_What is being asked:_ Find every line in the records below that holds the word "these", and copy it out.

==== Dataset records

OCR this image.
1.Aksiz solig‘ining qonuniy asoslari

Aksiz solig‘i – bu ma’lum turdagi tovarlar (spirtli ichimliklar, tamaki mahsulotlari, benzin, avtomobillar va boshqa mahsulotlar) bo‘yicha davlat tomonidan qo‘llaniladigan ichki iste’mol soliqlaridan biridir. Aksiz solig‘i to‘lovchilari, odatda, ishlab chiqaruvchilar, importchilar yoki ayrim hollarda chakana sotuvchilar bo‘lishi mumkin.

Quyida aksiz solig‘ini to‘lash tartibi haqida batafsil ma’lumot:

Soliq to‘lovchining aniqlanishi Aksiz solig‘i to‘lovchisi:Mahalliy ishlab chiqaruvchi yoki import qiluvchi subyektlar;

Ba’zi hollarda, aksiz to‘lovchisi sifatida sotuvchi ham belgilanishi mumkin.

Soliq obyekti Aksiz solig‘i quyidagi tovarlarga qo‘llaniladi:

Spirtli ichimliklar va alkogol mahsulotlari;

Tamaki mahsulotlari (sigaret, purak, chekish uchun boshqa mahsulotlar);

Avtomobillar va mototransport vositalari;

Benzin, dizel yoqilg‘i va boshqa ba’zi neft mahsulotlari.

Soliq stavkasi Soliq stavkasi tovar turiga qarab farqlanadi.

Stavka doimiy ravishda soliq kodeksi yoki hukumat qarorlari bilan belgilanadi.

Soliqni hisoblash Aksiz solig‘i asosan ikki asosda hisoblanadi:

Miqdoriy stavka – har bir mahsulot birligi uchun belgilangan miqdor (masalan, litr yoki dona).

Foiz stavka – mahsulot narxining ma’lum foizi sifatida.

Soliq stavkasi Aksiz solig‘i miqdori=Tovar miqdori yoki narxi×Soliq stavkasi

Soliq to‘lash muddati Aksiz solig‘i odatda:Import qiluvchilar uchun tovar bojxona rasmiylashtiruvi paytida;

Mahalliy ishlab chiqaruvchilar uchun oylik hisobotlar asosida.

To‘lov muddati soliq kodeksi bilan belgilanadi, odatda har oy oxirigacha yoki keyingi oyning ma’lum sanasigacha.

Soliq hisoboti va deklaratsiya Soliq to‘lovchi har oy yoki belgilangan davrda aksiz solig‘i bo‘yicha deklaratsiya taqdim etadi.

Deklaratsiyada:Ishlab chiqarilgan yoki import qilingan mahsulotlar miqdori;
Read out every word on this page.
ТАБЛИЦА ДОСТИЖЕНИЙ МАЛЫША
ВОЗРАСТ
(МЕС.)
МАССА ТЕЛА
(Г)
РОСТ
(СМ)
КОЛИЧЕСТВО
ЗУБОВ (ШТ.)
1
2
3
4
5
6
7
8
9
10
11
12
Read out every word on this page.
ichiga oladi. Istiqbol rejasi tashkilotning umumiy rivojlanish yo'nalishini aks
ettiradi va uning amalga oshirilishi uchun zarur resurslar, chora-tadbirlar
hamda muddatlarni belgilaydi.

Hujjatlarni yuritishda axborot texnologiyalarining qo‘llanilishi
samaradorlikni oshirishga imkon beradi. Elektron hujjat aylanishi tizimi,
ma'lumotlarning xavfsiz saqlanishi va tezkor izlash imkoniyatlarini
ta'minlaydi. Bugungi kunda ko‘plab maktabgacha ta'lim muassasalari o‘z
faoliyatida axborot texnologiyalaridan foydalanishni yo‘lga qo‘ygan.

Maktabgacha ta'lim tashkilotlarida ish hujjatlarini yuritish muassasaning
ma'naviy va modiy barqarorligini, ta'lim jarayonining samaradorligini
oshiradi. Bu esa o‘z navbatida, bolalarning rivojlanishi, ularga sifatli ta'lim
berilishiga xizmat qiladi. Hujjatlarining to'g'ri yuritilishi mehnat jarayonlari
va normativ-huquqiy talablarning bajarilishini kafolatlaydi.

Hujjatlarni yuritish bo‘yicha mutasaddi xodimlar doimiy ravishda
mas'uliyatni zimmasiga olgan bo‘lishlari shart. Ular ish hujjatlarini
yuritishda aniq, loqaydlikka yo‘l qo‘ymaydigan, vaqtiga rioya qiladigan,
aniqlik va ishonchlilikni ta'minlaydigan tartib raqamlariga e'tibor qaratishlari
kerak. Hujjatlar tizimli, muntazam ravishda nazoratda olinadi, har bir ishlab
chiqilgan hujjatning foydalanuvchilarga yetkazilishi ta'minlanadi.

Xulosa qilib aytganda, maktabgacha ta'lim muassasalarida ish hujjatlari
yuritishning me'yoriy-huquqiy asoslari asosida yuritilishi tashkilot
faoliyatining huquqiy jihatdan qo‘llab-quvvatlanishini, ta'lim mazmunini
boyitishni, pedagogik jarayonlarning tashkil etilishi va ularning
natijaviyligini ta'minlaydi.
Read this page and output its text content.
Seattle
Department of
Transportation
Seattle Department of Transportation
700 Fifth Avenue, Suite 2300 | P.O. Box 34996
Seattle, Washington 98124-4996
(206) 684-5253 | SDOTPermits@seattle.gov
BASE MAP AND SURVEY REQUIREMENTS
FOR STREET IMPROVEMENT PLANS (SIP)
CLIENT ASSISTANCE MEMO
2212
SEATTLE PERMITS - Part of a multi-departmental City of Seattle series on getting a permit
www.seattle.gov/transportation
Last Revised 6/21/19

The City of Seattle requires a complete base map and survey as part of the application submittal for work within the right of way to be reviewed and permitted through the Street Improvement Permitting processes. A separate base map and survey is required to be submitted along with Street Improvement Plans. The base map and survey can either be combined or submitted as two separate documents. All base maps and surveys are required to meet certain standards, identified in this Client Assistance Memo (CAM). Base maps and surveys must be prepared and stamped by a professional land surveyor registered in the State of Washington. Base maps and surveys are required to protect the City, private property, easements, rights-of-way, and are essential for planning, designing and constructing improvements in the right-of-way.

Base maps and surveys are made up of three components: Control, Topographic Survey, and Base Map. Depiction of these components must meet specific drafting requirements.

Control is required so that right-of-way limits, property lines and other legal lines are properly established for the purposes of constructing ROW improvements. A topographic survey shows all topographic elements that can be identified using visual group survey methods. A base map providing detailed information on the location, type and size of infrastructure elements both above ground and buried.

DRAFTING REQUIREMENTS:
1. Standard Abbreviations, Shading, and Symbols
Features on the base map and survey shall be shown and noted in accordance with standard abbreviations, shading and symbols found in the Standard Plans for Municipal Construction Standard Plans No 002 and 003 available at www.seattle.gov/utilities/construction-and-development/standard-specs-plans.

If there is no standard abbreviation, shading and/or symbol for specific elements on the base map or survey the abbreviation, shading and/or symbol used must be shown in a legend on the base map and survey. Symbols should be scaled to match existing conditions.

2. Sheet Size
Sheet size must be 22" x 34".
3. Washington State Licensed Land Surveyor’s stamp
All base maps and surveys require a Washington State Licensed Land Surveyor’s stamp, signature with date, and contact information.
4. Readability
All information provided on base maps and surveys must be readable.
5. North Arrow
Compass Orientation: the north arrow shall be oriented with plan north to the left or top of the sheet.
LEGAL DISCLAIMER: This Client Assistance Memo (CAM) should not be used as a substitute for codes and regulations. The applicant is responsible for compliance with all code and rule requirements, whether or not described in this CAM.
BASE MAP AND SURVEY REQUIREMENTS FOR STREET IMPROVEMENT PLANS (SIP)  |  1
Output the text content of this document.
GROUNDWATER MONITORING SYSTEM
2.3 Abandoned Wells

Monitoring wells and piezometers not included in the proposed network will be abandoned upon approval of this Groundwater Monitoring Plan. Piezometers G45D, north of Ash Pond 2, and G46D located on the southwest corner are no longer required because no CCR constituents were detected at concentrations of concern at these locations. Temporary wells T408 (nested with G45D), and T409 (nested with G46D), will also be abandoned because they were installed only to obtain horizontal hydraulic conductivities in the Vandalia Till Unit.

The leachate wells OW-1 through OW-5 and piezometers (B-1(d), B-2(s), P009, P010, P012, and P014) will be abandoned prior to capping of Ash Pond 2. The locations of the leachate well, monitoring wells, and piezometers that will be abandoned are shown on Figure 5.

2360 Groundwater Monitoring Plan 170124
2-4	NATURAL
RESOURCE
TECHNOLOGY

========

_Result:_
Base maps and surveys are made up of three components: Control, Topographic Survey, and Base Map. Depiction of these components must meet specific drafting requirements.
Monitoring wells and piezometers not included in the proposed network will be abandoned upon approval of this Groundwater Monitoring Plan. Piezometers G45D, north of Ash Pond 2, and G46D located on the southwest corner are no longer required because no CCR constituents were detected at concentrations of concern at these locations. Temporary wells T408 (nested with G45D), and T409 (nested with G46D), will also be abandoned because they were installed only to obtain horizontal hydraulic conductivities in the Vandalia Till Unit.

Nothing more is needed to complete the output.